Dolayısıyla Batı düşüncesi, kamusal alanı tamamen erkeğin doğası ve kimliğiyle özdeşleştirmiş, kadını büsbütün özel alanla sınırlamıştır. Bunu yaparken de kamusal alanın gerekleriyle kadının doğası arasındaki varsayımsal nitelikteki tezadı evrensel bir sabite gibi ibraz etmeye çalışmıştır. Buna karşılık şöyle demek de mümkün: Batı düşüncesi, hakim nitelikteki bütün kültürlerde verili olan kadın-erkek ayrışmasını en açık ve en nihai haliyle rasyonelleştirerek felsefi/ideolojik sonuçlarına götürmüştür. Kadın-erkek rollerinin “olumsal” mahiyetteki işbu realitesine denebilir ki “tözsel” bir nitelik vererek zaman-mekandan münezzeh bir anlam yüklemiştir. Erkek-egemen bakışın asıl sakatlığı da tam buradadır: Bu minvalde, kadın ve erkeğin doğası ve rolleri arasına ördüğü büyük “duvar” sebebiyle potansiyel özellikteki eşitlik-adalet alanlarını daha baştan ortadan kaldırdığı için erkek tahakkümünü zorunlu ve yapısal hale getirmektedir.

§ **Kayıtlı Bilgiler**:
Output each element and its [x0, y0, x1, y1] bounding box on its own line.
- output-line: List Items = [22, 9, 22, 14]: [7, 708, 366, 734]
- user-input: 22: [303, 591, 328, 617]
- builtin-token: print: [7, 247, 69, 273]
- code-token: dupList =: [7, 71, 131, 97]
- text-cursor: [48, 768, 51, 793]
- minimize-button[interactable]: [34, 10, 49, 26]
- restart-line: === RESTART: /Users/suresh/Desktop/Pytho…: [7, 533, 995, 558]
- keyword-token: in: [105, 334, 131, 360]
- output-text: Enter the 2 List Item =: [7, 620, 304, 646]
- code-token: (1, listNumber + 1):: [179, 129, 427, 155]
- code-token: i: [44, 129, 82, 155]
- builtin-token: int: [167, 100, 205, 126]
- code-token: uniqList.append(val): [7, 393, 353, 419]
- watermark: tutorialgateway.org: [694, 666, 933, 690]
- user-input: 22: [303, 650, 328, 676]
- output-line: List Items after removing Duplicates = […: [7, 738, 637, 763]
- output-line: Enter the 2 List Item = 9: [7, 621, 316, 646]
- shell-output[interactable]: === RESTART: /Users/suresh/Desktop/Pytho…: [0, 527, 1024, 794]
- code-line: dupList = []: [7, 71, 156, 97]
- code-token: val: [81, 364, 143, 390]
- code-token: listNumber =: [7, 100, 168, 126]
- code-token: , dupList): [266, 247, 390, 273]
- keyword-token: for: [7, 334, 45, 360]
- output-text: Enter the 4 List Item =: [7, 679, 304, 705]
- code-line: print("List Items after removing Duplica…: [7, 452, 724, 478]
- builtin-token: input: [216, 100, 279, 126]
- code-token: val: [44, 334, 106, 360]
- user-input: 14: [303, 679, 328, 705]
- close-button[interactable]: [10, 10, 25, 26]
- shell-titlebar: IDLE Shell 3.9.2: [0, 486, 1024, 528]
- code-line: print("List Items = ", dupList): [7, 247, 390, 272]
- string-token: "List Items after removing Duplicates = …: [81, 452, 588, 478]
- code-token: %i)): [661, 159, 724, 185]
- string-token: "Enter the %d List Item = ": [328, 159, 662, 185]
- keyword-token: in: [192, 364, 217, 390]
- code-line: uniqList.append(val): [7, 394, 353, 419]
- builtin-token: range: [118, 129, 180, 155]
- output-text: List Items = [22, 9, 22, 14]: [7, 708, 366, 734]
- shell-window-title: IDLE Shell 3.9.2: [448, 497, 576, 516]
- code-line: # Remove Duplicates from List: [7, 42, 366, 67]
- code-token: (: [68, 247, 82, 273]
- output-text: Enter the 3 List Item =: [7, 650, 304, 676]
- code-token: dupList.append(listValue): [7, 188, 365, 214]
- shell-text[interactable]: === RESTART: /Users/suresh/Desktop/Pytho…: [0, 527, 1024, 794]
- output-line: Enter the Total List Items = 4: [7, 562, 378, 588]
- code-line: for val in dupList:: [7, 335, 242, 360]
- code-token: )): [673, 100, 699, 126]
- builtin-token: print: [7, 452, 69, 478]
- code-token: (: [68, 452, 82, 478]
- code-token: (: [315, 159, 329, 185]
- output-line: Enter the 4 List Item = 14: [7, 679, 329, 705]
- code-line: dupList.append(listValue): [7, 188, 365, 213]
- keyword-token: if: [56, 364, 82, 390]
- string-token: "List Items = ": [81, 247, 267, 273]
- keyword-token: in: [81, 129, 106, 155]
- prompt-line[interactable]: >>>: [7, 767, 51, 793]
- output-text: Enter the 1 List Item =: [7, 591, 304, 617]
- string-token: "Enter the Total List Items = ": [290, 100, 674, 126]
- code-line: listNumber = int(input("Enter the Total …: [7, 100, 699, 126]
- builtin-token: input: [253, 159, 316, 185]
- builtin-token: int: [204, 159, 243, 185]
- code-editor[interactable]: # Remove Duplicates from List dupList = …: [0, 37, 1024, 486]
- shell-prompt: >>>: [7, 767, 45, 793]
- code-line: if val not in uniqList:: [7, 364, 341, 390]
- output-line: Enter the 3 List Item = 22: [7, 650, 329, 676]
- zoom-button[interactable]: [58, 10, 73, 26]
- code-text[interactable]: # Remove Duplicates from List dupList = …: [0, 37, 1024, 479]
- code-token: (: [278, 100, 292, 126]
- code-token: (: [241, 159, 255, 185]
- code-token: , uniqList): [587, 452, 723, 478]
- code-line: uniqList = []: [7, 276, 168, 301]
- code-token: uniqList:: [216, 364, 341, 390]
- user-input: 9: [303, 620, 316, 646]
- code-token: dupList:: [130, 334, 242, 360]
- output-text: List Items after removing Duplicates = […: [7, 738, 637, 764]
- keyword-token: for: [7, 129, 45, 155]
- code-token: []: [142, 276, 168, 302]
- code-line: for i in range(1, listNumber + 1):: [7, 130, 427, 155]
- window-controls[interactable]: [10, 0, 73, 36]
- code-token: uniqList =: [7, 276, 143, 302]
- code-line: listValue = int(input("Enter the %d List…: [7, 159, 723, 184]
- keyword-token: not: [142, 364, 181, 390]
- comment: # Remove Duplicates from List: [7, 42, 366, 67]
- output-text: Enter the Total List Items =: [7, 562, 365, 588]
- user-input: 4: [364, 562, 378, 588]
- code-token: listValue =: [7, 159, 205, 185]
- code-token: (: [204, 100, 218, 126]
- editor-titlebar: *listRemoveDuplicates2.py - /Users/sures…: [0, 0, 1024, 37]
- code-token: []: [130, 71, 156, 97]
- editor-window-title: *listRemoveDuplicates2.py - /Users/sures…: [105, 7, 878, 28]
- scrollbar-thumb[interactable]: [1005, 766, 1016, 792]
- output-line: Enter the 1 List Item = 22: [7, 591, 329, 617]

§ **Yapılacak İşler**:
- A) Kaynak metne göre aşağıdaki soruları yanıtlayın:
(i) Batı düşüncesi kamusal alanı neyle özdeşleştirmiştir?
(ii) Batı düşüncesi, kadın-erkek rollerinin "olumsal" mahiyetteki realitesine nasıl bir nitelik vermiştir?
(iii) Erkek-egemen bakış, erkek tahakkümünü nasıl bir hale getirmektedir?
- B) Satırların ilkinden başlayıp "- code-line: uniqList.append(val): [7, 394, 353, 419]" içeren satıra kadar (iki uç da dahil) olan kısmı, No ve Satır sütunlarıyla bir Markdown tablosu olarak biçimlendirin. Boş satırları tabloya almayın.

§ **Görevlere Çözümler**:
- A)
(i) Erkeğin doğası ve kimliğiyle.
(ii) "Tözsel" bir nitelik.
(iii) Zorunlu ve yapısal bir hale.

- B)
| No | Satır |
|---|---|
| 1 | Output each element and its [x0, y0, x1, y1] bounding box on its own line. |
| 2 | - output-line: List Items = [22, 9, 22, 14]: [7, 708, 366, 734] |
| 3 | - user-input: 22: [303, 591, 328, 617] |
| 4 | - builtin-token: print: [7, 247, 69, 273] |
| 5 | - code-token: dupList =: [7, 71, 131, 97] |
| 6 | - text-cursor: [48, 768, 51, 793] |
| 7 | - minimize-button[interactable]: [34, 10, 49, 26] |
| 8 | - restart-line: === RESTART: /Users/suresh/Desktop/Pytho…: [7, 533, 995, 558] |
| 9 | - keyword-token: in: [105, 334, 131, 360] |
| 10 | - output-text: Enter the 2 List Item =: [7, 620, 304, 646] |
| 11 | - code-token: (1, listNumber + 1):: [179, 129, 427, 155] |
| 12 | - code-token: i: [44, 129, 82, 155] |
| 13 | - builtin-token: int: [167, 100, 205, 126] |
| 14 | - code-token: uniqList.append(val): [7, 393, 353, 419] |
| 15 | - watermark: tutorialgateway.org: [694, 666, 933, 690] |
| 16 | - user-input: 22: [303, 650, 328, 676] |
| 17 | - output-line: List Items after removing Duplicates = […: [7, 738, 637, 763] |
| 18 | - output-line: Enter the 2 List Item = 9: [7, 621, 316, 646] |
| 19 | - shell-output[interactable]: === RESTART: /Users/suresh/Desktop/Pytho…: [0, 527, 1024, 794] |
| 20 | - code-line: dupList = []: [7, 71, 156, 97] |
| 21 | - code-token: val: [81, 364, 143, 390] |
| 22 | - code-token: listNumber =: [7, 100, 168, 126] |
| 23 | - code-token: , dupList): [266, 247, 390, 273] |
| 24 | - keyword-token: for: [7, 334, 45, 360] |
| 25 | - output-text: Enter the 4 List Item =: [7, 679, 304, 705] |
| 26 | - code-line: print("List Items after removing Duplica…: [7, 452, 724, 478] |
| 27 | - builtin-token: input: [216, 100, 279, 126] |
| 28 | - code-token: val: [44, 334, 106, 360] |
| 29 | - user-input: 14: [303, 679, 328, 705] |
| 30 | - close-button[interactable]: [10, 10, 25, 26] |
| 31 | - shell-titlebar: IDLE Shell 3.9.2: [0, 486, 1024, 528] |
| 32 | - code-line: print("List Items = ", dupList): [7, 247, 390, 272] |
| 33 | - string-token: "List Items after removing Duplicates = …: [81, 452, 588, 478] |
| 34 | - code-token: %i)): [661, 159, 724, 185] |
| 35 | - string-token: "Enter the %d List Item = ": [328, 159, 662, 185] |
| 36 | - keyword-token: in: [192, 364, 217, 390] |
| 37 | - code-line: uniqList.append(val): [7, 394, 353, 419] |